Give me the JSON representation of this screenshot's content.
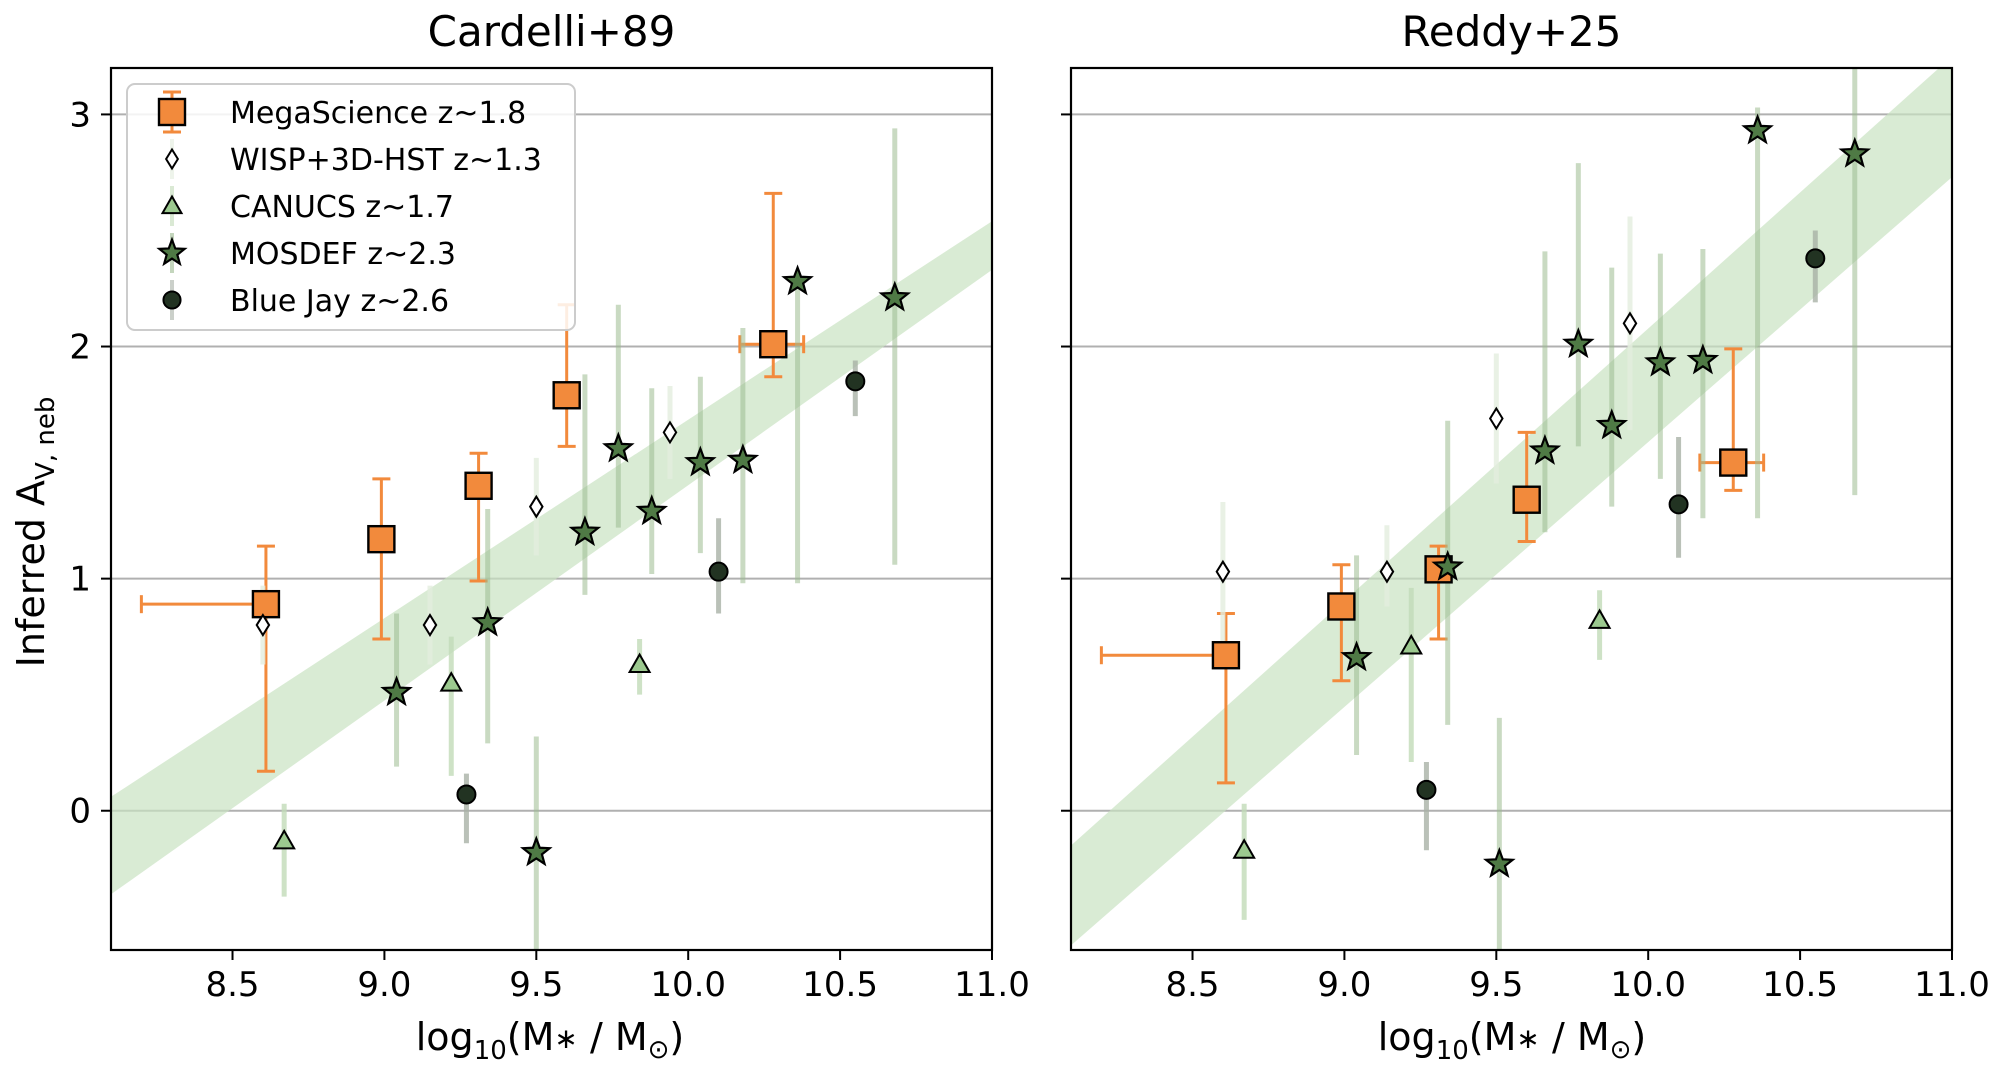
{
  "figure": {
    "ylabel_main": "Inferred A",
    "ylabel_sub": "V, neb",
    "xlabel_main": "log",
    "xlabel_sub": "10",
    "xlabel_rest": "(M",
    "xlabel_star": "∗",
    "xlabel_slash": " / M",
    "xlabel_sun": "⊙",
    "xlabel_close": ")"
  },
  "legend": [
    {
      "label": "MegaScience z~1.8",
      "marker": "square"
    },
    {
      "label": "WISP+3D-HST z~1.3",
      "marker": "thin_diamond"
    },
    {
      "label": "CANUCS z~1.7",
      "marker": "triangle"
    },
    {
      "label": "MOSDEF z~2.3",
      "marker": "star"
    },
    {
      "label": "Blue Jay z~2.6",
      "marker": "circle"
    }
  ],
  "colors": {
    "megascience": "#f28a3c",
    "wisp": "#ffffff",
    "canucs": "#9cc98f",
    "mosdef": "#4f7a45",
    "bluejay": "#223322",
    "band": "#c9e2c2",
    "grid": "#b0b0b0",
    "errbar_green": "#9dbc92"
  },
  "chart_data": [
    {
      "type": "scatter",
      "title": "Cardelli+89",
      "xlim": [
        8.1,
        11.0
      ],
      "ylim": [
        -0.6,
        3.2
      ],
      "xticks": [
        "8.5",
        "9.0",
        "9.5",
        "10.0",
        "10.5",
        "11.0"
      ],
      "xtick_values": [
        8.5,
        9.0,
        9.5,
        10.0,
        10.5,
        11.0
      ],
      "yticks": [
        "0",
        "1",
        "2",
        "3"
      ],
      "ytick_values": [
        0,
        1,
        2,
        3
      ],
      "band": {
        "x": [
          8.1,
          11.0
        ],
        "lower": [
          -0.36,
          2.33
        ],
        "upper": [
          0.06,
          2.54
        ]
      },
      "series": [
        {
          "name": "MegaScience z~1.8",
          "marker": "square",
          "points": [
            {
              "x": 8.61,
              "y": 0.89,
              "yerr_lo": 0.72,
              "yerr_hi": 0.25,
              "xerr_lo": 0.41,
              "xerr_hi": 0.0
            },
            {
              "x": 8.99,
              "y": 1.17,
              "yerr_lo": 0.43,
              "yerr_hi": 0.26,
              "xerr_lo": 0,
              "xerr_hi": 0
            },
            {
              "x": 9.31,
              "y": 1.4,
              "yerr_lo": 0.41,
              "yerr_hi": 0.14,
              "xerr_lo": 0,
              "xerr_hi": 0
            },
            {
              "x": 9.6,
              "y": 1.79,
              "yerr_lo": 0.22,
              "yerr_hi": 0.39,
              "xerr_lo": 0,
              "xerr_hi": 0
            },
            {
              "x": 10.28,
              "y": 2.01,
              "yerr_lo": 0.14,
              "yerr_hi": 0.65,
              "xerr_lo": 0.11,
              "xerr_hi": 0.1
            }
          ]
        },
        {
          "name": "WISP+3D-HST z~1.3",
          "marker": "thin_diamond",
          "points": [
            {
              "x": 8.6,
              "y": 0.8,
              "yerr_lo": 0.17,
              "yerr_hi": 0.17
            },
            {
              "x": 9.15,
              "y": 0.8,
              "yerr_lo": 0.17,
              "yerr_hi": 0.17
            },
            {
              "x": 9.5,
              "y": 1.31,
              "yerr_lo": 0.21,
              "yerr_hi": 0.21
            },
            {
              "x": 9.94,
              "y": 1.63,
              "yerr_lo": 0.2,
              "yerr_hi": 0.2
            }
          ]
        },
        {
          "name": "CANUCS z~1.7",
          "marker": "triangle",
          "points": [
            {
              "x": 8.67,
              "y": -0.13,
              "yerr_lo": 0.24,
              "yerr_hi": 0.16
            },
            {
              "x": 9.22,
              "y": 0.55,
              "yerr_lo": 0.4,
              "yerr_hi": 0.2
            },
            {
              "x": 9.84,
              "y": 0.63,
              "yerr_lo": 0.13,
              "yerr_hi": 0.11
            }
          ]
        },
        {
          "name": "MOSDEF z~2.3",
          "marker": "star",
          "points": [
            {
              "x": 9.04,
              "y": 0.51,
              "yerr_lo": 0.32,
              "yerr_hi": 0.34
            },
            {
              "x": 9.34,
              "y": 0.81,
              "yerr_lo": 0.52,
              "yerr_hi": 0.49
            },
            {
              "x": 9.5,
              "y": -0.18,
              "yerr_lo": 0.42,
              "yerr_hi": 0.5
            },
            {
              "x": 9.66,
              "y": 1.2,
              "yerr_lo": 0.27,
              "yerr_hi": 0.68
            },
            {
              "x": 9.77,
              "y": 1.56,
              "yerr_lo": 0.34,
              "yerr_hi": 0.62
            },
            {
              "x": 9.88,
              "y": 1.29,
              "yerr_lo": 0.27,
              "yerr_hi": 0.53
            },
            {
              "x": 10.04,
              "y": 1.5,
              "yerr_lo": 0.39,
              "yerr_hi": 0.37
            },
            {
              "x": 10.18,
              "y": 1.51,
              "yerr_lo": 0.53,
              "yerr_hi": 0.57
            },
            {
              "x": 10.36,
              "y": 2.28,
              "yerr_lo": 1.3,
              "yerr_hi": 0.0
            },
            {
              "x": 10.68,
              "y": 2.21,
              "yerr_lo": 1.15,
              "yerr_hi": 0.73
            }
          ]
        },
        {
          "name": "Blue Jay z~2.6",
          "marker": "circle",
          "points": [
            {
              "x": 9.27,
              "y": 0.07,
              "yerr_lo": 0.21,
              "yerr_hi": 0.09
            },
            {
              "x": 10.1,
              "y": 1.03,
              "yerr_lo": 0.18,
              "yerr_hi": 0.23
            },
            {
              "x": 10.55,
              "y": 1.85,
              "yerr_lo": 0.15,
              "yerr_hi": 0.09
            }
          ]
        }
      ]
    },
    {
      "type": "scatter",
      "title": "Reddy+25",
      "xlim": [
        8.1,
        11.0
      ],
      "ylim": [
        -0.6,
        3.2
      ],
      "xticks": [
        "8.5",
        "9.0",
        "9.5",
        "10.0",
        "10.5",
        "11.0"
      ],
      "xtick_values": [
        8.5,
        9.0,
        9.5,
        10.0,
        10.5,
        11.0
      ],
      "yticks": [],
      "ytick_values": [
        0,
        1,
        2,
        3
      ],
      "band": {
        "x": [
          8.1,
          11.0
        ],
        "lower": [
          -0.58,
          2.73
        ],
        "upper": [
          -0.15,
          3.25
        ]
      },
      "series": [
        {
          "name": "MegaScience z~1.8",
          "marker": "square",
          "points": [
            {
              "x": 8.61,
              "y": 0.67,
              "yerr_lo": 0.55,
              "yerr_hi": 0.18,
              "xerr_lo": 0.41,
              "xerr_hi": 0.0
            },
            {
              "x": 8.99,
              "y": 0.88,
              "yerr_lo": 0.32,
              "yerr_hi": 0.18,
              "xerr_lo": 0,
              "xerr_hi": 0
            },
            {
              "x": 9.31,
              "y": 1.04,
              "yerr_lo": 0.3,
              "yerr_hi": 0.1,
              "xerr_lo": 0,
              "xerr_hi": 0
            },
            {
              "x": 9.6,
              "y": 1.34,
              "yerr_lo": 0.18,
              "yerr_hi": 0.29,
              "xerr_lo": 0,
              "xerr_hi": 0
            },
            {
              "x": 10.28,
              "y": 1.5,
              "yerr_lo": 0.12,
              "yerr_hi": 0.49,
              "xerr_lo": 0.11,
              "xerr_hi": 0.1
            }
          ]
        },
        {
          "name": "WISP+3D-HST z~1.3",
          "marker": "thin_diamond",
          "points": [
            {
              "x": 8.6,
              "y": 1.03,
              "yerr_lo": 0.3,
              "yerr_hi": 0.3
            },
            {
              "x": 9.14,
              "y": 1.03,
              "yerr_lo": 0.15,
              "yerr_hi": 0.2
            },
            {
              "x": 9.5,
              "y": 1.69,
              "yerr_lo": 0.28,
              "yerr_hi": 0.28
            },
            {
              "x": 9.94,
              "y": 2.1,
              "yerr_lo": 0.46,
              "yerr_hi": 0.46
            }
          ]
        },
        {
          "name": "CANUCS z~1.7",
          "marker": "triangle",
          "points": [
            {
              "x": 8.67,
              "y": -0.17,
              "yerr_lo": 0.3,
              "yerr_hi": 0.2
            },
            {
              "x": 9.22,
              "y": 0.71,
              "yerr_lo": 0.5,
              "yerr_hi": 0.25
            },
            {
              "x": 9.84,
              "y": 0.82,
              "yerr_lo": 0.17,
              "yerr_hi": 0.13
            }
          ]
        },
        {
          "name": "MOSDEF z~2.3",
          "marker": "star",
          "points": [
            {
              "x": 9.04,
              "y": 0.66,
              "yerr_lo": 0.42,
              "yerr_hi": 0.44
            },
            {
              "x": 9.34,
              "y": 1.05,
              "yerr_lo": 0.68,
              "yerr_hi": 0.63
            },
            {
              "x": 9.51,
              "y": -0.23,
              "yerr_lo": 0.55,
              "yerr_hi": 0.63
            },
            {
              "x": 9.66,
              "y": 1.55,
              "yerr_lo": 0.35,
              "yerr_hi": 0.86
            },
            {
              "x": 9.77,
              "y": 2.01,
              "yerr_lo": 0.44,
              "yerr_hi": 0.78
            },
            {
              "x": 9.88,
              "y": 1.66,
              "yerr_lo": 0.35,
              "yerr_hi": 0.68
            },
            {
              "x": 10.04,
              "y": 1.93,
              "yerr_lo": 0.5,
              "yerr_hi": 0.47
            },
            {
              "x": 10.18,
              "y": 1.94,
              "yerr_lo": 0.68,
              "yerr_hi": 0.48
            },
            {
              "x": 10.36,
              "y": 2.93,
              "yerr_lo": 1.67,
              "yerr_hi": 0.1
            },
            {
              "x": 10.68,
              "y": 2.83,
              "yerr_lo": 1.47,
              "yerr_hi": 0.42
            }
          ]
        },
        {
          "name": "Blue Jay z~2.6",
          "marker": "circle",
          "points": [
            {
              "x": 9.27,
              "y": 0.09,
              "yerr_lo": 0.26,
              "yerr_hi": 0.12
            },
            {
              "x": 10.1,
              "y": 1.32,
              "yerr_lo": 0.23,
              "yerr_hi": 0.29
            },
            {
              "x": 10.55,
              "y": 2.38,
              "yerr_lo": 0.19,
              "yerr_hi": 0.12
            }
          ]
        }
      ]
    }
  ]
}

......

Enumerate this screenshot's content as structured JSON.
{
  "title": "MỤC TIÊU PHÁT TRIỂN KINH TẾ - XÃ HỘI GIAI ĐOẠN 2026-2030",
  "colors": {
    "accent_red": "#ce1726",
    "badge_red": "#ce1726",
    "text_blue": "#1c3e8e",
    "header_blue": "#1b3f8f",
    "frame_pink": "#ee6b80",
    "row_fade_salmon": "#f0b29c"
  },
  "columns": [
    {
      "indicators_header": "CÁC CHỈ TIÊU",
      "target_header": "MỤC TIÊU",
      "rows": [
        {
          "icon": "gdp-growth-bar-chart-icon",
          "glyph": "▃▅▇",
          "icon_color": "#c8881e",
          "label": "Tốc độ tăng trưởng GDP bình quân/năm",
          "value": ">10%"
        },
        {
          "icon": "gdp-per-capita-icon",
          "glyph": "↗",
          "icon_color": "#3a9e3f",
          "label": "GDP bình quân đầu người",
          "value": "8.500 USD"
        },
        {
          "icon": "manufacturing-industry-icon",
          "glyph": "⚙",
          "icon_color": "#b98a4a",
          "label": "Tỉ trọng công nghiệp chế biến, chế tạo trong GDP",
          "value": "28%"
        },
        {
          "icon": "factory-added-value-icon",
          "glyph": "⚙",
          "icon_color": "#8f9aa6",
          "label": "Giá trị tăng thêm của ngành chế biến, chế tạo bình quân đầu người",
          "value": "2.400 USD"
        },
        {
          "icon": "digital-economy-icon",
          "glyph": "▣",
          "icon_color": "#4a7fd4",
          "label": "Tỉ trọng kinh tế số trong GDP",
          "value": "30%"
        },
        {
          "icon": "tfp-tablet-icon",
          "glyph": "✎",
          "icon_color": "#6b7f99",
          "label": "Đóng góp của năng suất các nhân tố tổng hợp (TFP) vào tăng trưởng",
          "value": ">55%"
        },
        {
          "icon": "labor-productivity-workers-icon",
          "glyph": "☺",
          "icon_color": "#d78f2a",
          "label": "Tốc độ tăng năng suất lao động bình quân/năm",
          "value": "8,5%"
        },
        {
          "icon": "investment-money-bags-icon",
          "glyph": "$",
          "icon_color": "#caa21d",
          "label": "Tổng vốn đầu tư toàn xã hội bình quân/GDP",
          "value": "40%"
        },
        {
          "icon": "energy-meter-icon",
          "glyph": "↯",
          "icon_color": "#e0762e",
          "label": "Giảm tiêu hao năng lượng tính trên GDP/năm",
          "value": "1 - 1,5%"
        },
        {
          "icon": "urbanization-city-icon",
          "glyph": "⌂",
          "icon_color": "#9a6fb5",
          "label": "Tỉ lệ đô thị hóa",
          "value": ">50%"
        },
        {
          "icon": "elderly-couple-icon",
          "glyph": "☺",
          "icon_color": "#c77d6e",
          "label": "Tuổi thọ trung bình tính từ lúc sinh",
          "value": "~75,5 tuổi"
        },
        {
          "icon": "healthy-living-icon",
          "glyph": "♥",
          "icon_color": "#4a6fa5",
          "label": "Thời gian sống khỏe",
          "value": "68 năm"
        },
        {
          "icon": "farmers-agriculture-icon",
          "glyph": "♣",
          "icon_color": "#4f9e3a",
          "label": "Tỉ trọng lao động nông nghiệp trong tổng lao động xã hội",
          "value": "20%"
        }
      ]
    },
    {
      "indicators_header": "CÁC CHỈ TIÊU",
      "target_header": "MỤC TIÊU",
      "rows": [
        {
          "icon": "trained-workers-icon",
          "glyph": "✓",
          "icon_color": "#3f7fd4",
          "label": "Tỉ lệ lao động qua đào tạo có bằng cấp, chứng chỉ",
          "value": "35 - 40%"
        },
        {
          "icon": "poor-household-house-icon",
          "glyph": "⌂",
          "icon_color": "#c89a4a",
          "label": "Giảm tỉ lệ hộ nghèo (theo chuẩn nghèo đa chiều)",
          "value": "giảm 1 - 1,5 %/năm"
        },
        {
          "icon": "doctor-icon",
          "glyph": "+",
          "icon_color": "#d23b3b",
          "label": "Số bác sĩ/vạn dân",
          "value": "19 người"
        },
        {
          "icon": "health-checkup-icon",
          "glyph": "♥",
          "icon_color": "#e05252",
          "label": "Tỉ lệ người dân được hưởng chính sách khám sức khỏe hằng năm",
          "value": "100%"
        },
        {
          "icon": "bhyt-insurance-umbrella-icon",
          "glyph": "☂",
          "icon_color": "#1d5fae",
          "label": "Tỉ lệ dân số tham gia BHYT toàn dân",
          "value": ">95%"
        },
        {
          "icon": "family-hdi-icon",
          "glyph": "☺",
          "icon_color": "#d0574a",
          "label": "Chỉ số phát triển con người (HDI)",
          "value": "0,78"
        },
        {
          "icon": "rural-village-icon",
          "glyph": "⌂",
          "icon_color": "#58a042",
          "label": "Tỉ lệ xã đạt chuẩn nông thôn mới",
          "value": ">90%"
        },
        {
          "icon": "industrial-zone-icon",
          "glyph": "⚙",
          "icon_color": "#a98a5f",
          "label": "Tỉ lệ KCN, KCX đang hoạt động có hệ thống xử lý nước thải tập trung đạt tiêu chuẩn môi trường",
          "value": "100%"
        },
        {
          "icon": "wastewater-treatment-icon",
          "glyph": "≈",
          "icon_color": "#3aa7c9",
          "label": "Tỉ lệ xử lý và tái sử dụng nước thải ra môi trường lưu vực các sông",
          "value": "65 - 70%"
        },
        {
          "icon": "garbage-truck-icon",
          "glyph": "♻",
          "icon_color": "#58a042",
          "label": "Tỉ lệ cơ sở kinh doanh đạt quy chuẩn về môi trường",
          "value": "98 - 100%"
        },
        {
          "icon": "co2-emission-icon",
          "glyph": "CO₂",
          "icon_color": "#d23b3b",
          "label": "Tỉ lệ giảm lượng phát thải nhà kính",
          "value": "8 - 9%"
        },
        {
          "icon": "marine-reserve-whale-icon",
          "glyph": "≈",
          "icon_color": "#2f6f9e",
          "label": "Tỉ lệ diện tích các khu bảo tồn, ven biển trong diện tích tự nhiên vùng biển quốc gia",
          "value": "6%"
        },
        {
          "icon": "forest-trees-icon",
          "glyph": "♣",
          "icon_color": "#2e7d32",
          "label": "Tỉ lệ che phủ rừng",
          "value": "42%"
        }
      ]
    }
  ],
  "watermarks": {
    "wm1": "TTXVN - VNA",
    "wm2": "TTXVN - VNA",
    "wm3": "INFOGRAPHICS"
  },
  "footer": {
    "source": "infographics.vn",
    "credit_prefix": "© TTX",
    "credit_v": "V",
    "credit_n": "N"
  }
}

......

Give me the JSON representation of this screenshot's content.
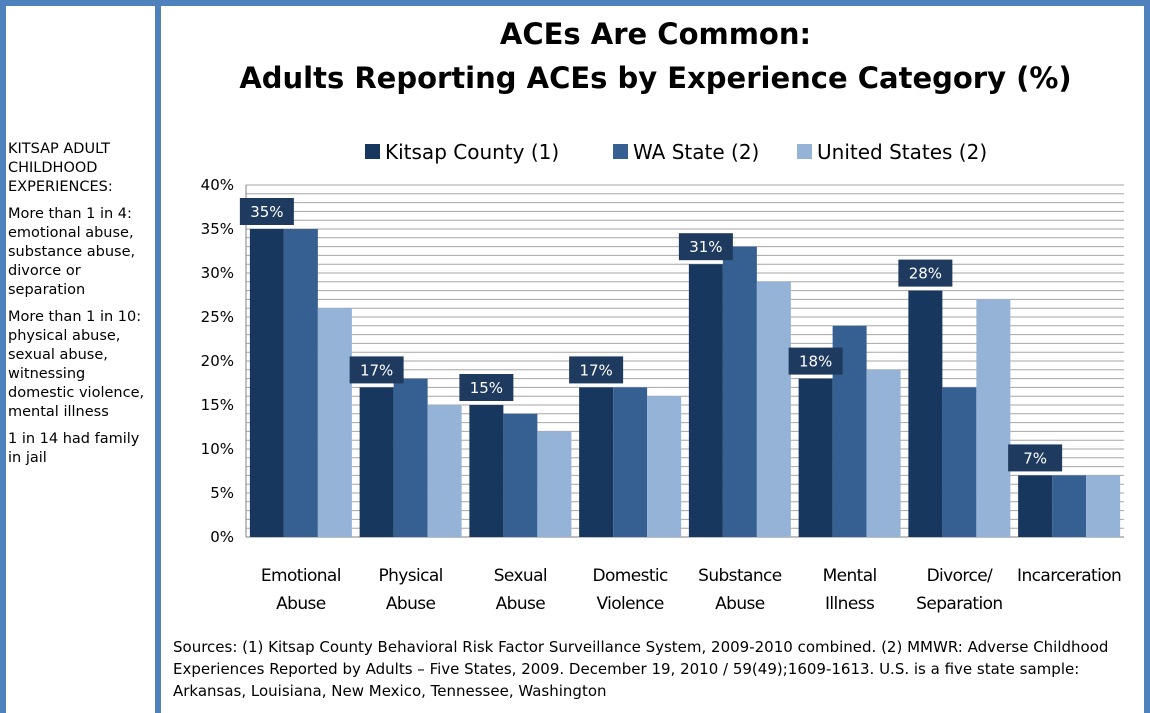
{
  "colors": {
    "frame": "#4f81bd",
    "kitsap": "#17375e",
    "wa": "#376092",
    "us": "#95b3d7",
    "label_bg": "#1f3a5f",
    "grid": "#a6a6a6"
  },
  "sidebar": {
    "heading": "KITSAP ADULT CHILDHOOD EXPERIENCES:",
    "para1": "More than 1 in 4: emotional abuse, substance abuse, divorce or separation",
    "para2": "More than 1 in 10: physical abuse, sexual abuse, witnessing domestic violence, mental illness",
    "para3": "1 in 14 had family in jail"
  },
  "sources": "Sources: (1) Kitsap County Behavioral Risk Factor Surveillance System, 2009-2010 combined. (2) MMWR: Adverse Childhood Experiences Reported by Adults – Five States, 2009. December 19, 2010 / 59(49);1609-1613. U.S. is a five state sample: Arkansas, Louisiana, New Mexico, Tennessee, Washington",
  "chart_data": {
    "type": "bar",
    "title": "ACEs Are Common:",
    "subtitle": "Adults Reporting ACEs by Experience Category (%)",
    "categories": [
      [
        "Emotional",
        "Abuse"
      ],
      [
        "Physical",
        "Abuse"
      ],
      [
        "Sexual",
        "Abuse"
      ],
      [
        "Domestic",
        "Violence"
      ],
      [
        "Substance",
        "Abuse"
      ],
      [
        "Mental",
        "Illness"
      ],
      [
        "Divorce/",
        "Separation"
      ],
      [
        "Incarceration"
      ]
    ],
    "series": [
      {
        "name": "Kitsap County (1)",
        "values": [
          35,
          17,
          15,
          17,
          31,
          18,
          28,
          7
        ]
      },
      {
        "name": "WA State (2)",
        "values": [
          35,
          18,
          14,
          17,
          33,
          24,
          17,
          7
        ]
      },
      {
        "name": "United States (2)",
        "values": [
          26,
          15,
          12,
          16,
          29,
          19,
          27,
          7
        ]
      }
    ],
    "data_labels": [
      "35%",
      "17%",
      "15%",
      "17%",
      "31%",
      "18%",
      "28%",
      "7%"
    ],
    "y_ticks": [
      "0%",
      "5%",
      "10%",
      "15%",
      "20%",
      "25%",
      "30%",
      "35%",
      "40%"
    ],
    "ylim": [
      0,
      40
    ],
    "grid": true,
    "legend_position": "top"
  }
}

......

WRITTEN INSTRUCTION
In the entries above, find lines with "tăng" and copy each.

REPLY
          "label": "Tốc độ tăng trưởng GDP bình quân/năm",
          "label": "Giá trị tăng thêm của ngành chế biến, chế tạo bình quân đầu người",
          "label": "Đóng góp của năng suất các nhân tố tổng hợp (TFP) vào tăng trưởng",
          "label": "Tốc độ tăng năng suất lao động bình quân/năm",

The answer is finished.